(Records from a data collection)
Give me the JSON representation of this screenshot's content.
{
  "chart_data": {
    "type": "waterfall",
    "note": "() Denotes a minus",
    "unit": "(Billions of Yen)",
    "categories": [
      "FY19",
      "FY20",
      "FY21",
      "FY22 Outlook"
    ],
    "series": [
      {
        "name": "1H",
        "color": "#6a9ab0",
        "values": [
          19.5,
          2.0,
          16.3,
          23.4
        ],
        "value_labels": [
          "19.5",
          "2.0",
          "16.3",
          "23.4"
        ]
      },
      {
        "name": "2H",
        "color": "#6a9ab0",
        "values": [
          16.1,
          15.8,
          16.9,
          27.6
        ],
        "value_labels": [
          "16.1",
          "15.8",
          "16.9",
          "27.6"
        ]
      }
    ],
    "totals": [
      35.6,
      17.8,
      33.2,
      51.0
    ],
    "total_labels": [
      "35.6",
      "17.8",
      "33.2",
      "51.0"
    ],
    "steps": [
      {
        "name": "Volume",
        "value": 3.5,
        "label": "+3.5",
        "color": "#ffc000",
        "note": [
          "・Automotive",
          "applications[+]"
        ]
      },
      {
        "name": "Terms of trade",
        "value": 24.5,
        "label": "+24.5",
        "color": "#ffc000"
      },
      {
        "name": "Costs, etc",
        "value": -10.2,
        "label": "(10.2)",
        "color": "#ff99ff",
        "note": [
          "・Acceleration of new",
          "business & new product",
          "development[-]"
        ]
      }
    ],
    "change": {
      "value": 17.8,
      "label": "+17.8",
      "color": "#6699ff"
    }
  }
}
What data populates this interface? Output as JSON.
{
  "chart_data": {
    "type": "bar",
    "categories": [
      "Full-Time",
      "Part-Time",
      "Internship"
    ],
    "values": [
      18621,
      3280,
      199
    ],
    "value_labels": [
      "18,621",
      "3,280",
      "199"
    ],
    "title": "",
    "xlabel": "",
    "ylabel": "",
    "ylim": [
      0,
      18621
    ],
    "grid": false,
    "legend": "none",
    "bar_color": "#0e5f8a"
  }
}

Goal: Find the word "name" in the material, then list each line that holds it.

The reply:
        "name": "1H",
        "name": "2H",
        "name": "Volume",
        "name": "Terms of trade",
        "name": "Costs, etc",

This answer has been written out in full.